__What the task asks__: Rewrite the passage of the Johnson opinion that starts with the words "Following remand, we" and ends with "affirm Johnson's convictions.", putting "additional" in place of "supplemental".

__Selected extract__:
════════════════

Summary
contrasting the Supreme Court's observation in Rehaif , 139 S. Ct. at 2198, that a defendant sentenced only to probation and who served no prison time might not know he was a felon
Summary of this case from United States v. WerleOpinion
No. 17-10252
06-25-2020
ORDER
The opinion filed on June 25, 2020, and published at 963 F.3d 847, is amended by the opinion filed concurrently with this order.
With these amendments, the panel unanimously votes to deny the petition for panel rehearing. Judge Rawlinson and Judge Watford voted to deny the petition for rehearing en banc, and Judge Wallace so recommends. The full court has been advised of the petition for rehearing en banc, and no judge requested a vote on whether to rehear the matter en banc. Fed. R. App. P. 35. The petition for panel rehearing and rehearing en banc, filed August 7, 2020, is DENIED.
No further petitions for panel rehearing or rehearing en banc will be entertained.
WATFORD, Circuit Judge:
When this case was last before us, we affirmed Lamar Johnson's convictions for being a felon in possession of a firearm in violation of 18 U.S.C. § 922(g)(1). United States v. Johnson , 913 F.3d 793 (9th Cir. 2019). After we issued our opinion, the Supreme Court decided Rehaif v. United States , ––– U.S. ––––, 139 S. Ct. 2191, 204 L.Ed.2d 594 (2019). There, the Court held that a defendant may be convicted under § 922(g) only if the government proves that the defendant "knew he belonged to the relevant category of persons barred from possessing a firearm"—in our case, those convicted of a crime punishable by more than one year of imprisonment. Id. at 2200. Johnson filed a petition for certiorari in which he argued for the first time that the government failed to prove at trial that he knew of his status as a convicted felon. The Supreme Court granted his petition, vacated the judgment, and remanded the case for further consideration in light of Rehaif . ––– U.S. ––––, 140 S. Ct. 440, 205 L.Ed.2d 250 (2019).
Following remand, we received supplemental briefs from the parties and heard oral argument. After considering the parties’ contentions regarding the effect of Rehaif , we again affirm Johnson's convictions.

════════════════

__Provided information__:

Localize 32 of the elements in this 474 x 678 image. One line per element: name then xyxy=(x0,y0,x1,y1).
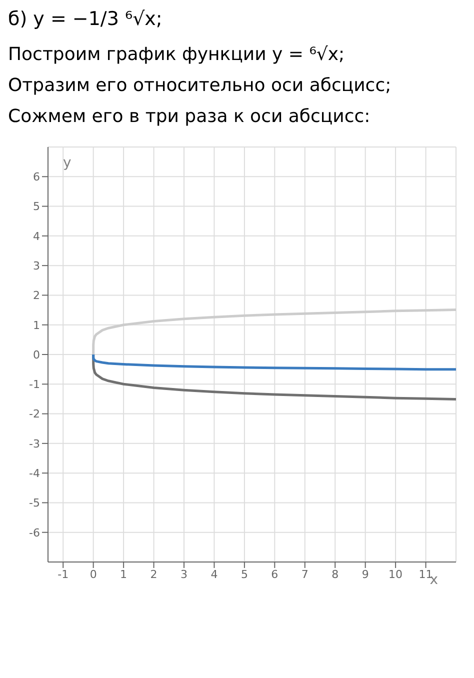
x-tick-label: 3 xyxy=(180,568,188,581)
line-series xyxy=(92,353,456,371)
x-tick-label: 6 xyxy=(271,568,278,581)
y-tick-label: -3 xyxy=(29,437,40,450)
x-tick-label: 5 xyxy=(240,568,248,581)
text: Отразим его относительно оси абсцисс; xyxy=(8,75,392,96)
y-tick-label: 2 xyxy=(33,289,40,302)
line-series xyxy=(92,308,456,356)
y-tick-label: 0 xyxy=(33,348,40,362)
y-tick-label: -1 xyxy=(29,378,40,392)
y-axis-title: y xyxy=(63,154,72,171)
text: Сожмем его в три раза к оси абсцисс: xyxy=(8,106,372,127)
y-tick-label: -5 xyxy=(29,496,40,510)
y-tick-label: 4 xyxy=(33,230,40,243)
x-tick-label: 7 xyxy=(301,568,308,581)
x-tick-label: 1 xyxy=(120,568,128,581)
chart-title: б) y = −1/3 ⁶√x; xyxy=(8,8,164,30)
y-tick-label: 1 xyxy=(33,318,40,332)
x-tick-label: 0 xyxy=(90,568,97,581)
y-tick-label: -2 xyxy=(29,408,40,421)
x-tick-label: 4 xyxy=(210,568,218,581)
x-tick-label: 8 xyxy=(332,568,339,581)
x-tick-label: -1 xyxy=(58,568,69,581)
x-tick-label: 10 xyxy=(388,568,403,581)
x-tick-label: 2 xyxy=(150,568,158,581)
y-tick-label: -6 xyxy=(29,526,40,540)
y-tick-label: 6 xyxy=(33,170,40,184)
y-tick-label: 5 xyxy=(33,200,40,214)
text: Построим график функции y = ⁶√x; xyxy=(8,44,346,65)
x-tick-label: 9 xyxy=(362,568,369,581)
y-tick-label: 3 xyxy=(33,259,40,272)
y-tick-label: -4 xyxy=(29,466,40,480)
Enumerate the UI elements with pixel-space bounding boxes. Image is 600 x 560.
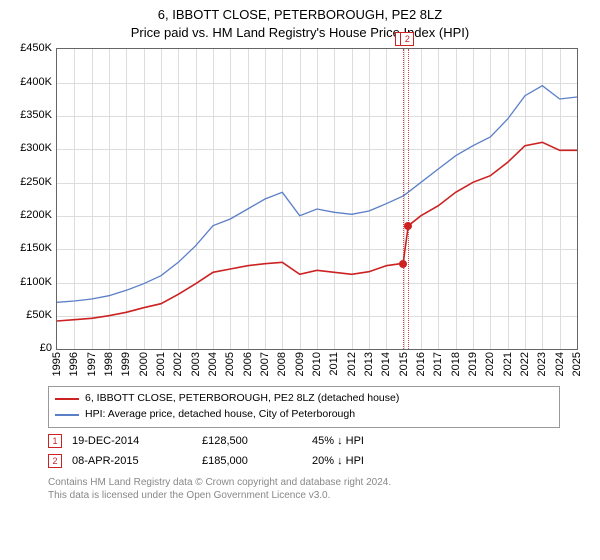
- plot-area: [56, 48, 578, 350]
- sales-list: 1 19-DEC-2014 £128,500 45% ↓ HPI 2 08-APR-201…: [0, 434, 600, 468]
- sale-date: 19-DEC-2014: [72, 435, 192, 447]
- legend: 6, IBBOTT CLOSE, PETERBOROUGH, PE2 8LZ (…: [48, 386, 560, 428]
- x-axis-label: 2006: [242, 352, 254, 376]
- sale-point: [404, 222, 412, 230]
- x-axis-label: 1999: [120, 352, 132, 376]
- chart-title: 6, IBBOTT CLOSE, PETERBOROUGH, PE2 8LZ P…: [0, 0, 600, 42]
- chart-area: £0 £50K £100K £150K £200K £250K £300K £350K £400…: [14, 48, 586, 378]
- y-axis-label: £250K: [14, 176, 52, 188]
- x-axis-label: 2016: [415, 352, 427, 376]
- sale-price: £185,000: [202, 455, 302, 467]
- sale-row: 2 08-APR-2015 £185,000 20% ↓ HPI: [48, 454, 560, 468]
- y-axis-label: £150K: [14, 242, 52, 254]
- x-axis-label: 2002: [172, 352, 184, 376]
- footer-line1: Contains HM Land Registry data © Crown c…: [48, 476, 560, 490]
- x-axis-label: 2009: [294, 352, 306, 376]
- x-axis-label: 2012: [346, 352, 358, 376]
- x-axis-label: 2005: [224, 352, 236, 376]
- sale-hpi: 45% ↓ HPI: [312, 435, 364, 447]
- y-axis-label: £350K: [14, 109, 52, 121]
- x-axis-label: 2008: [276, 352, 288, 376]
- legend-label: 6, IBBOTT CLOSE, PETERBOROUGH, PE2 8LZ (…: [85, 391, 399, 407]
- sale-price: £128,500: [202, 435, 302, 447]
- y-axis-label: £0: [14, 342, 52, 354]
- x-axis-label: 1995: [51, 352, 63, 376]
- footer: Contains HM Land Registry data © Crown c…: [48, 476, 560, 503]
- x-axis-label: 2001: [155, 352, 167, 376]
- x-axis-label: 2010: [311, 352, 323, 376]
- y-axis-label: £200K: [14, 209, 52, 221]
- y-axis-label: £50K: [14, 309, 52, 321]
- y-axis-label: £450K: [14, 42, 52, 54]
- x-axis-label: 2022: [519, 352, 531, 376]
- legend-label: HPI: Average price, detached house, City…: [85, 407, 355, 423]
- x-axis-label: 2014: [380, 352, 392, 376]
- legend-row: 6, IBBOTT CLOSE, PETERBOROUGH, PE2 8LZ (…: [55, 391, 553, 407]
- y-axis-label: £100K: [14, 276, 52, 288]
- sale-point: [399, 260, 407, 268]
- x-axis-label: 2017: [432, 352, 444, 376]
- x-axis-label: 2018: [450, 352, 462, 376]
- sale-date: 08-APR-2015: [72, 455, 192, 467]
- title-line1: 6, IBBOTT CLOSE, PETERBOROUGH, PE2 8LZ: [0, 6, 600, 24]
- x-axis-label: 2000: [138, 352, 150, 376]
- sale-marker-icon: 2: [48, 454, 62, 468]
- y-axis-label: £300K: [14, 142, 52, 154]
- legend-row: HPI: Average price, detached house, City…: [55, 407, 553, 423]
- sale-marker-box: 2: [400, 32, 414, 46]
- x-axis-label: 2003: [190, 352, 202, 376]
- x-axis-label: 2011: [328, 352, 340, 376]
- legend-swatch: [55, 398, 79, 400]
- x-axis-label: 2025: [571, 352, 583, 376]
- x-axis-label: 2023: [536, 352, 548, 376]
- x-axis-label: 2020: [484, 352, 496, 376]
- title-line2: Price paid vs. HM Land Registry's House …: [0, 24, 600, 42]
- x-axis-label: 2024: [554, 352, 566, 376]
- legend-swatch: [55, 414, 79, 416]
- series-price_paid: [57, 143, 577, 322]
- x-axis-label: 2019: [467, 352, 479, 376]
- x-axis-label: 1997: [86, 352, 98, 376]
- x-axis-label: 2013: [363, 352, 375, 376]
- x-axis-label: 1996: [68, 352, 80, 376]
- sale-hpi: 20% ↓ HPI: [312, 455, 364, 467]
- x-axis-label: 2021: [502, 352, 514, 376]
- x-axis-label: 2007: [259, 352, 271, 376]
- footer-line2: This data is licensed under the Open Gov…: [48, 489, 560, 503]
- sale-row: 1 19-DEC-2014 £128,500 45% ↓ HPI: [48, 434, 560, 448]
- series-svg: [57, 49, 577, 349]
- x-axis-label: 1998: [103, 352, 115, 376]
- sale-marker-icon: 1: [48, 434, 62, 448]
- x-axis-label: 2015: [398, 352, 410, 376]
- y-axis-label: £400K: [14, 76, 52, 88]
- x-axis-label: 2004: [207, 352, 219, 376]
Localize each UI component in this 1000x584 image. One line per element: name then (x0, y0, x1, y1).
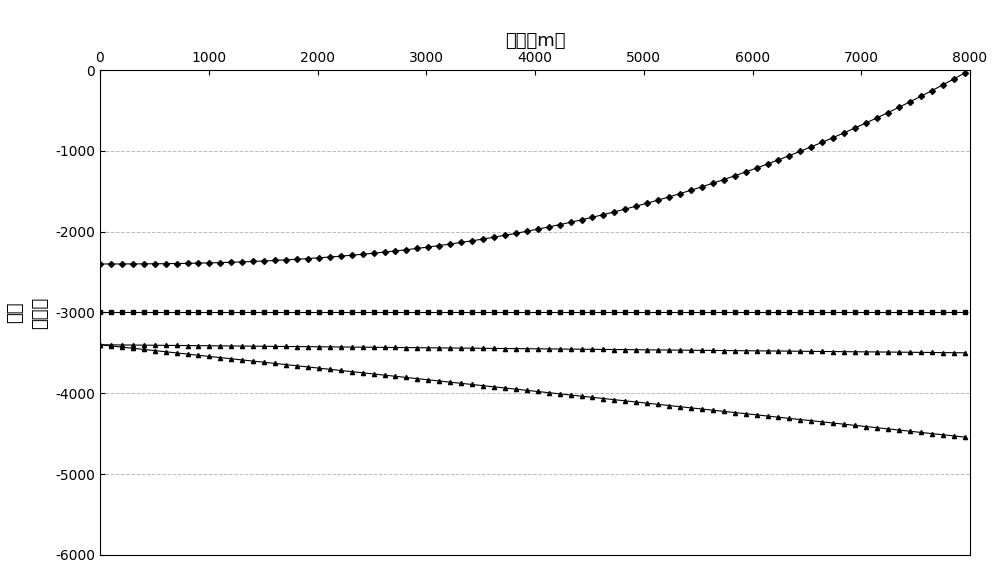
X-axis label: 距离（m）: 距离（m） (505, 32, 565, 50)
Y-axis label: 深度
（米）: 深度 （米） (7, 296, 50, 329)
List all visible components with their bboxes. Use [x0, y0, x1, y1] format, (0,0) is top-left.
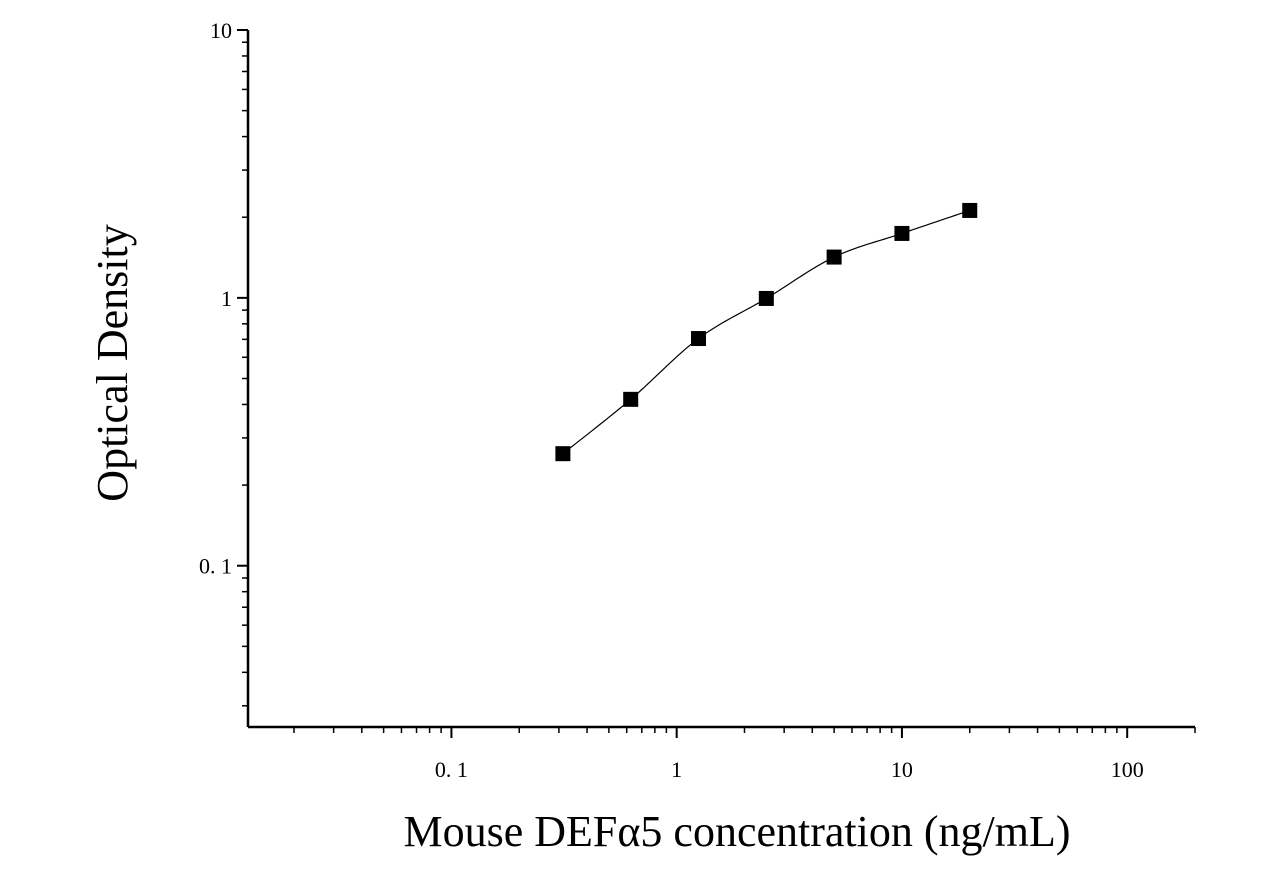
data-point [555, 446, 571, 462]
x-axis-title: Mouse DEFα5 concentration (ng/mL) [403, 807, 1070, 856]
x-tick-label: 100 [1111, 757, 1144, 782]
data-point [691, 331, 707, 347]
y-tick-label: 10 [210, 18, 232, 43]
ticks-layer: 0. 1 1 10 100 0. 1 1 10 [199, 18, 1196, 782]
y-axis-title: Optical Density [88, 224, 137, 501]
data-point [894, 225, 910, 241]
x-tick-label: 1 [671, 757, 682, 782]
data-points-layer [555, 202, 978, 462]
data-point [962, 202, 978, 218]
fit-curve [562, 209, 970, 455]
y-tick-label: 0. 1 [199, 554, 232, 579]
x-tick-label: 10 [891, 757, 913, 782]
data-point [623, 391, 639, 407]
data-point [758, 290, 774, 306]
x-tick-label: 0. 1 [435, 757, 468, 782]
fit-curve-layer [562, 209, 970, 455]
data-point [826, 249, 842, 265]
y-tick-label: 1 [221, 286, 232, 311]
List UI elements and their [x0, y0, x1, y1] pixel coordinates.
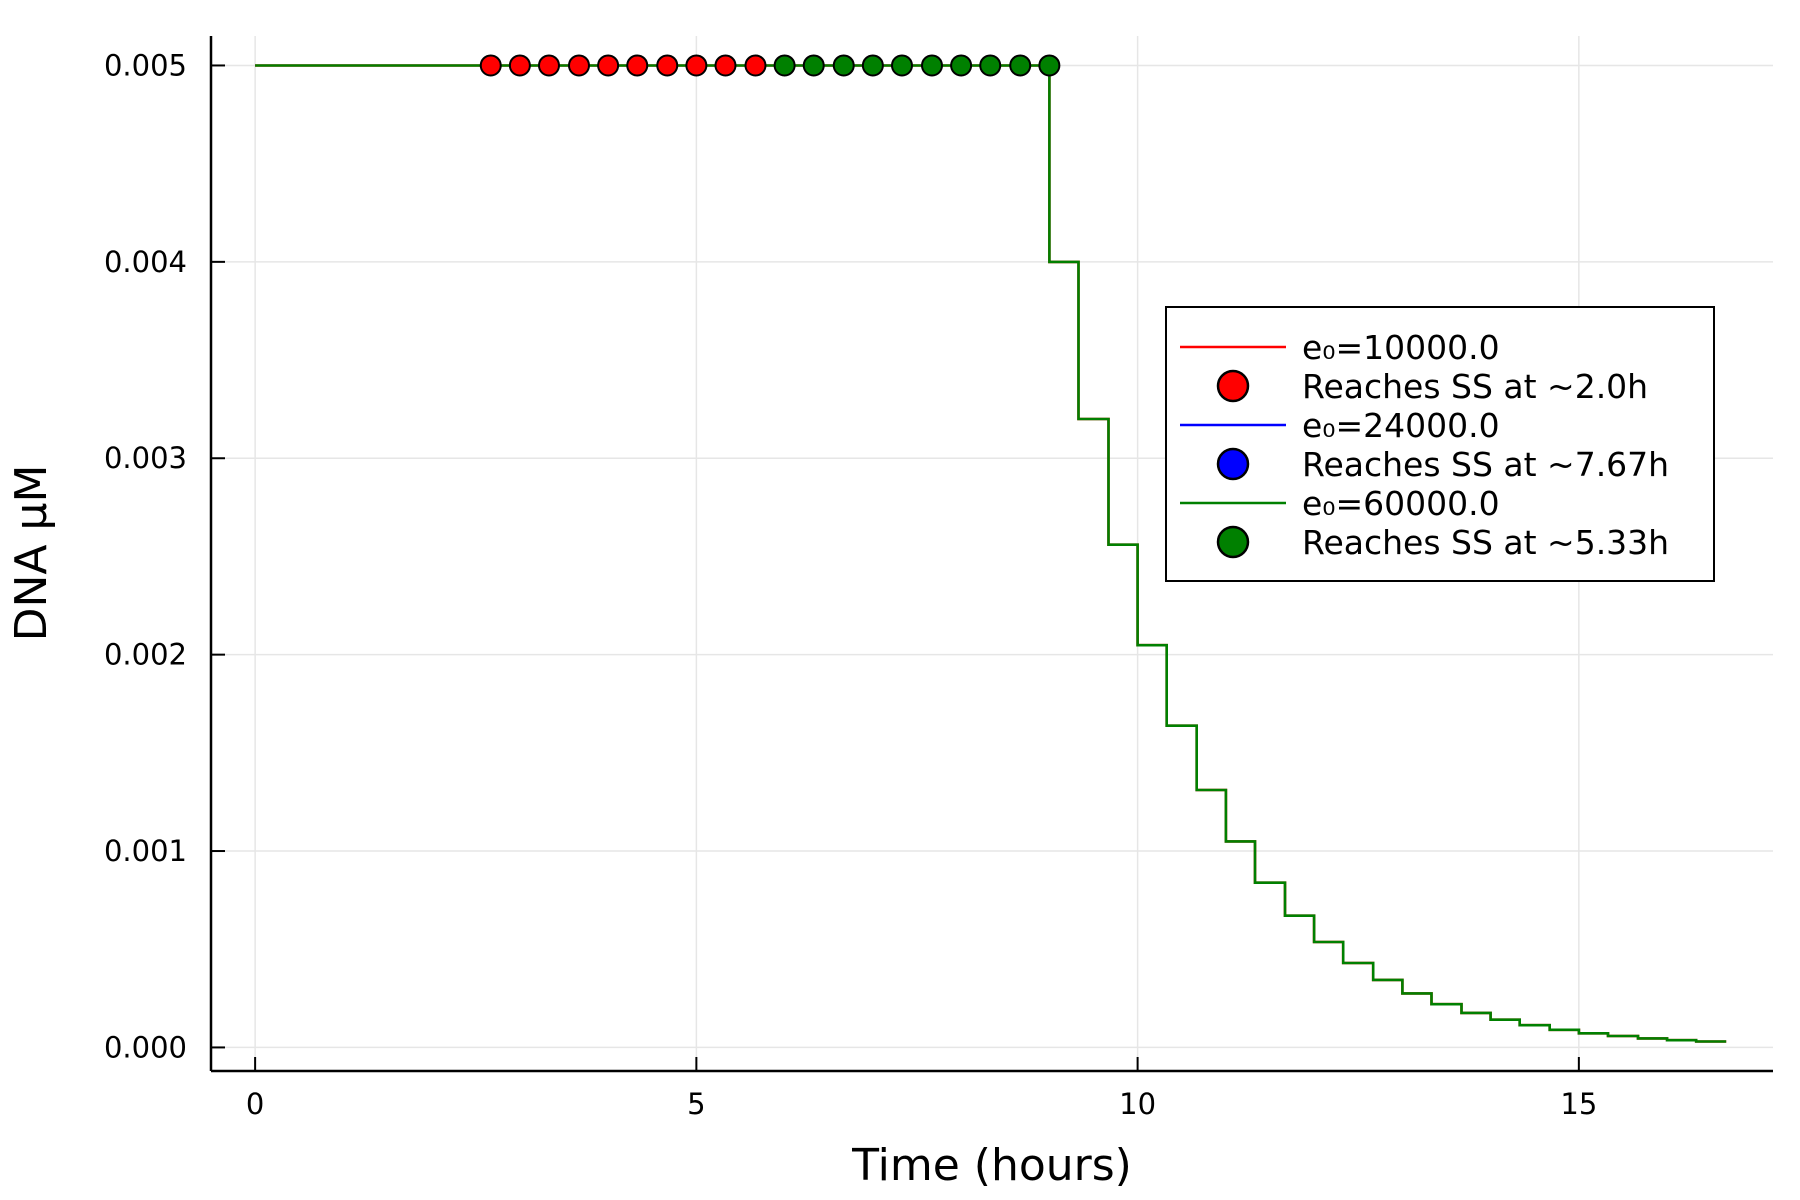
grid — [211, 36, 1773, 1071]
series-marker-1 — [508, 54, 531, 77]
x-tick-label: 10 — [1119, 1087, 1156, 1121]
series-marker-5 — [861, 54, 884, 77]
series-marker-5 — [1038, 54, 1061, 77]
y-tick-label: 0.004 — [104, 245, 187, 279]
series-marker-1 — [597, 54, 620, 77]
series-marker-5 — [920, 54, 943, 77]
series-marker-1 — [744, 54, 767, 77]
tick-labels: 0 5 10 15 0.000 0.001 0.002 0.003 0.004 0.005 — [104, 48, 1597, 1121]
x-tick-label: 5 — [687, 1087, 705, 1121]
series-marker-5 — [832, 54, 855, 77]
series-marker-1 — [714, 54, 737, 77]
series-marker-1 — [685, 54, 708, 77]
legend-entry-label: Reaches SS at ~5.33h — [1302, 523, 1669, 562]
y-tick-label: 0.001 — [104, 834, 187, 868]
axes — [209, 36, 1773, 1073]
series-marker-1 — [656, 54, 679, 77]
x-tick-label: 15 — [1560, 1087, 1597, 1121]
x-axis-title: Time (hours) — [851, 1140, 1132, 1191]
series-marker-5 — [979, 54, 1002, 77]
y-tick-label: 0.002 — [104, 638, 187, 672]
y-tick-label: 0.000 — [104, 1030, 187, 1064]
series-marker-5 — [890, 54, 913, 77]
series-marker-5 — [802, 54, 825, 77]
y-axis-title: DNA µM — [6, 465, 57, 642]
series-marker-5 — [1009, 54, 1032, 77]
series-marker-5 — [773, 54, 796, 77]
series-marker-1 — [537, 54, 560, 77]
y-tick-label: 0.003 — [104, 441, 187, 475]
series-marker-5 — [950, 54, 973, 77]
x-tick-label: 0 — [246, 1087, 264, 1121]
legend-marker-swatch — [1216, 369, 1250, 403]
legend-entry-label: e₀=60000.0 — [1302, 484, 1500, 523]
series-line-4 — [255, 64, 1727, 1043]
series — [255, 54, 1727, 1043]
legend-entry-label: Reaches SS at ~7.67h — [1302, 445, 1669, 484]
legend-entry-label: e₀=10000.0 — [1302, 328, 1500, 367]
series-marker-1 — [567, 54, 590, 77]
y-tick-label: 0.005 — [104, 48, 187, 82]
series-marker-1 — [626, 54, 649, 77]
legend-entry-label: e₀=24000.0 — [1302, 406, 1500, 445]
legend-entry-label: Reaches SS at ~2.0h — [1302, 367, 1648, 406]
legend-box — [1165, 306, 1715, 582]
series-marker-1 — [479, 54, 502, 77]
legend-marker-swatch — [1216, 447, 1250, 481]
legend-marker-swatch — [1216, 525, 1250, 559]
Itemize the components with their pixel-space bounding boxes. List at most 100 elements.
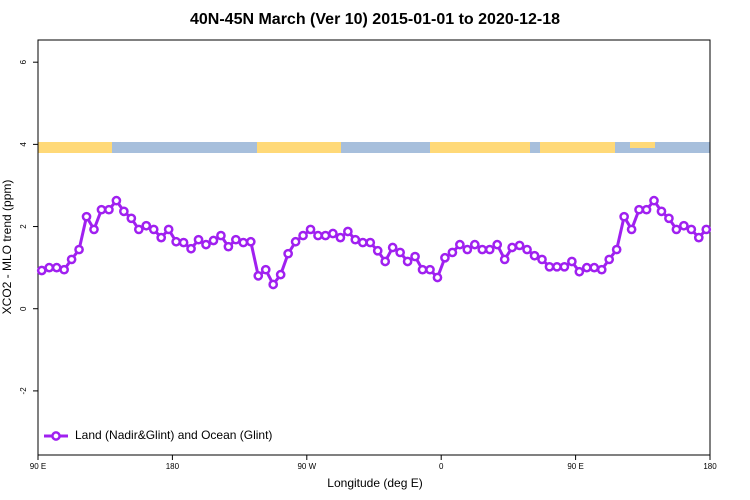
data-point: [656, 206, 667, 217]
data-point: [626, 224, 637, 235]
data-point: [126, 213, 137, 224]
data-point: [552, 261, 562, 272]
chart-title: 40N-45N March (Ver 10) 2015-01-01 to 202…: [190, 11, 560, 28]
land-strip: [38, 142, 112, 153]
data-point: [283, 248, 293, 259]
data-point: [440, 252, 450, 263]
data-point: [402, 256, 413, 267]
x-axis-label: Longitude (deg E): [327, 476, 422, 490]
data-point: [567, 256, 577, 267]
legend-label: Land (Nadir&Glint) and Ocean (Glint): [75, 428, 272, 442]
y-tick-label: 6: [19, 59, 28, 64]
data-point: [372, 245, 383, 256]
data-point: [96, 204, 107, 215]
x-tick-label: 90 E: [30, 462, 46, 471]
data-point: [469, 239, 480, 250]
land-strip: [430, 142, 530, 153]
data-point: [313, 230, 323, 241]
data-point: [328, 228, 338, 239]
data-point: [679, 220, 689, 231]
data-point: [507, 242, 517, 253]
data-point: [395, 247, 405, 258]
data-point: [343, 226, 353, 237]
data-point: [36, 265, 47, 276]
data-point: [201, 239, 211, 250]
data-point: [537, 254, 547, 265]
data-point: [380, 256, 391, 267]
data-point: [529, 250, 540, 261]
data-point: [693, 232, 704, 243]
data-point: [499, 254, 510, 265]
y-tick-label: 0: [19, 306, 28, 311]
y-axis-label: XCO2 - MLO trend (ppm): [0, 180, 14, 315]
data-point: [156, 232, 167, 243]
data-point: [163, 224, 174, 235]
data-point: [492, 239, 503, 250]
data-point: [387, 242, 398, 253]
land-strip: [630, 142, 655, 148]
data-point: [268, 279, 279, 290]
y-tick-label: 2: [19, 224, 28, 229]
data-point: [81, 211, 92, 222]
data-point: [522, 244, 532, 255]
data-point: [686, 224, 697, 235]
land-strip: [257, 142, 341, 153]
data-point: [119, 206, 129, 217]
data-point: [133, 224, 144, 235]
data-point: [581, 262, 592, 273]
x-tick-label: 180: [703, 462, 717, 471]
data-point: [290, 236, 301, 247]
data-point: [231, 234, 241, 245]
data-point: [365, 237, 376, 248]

════════════════

__Correct output__:
Following remand, we received additional briefs from the parties and heard oral argument. After considering the parties’ contentions regarding the effect of Rehaif , we again affirm Johnson's convictions.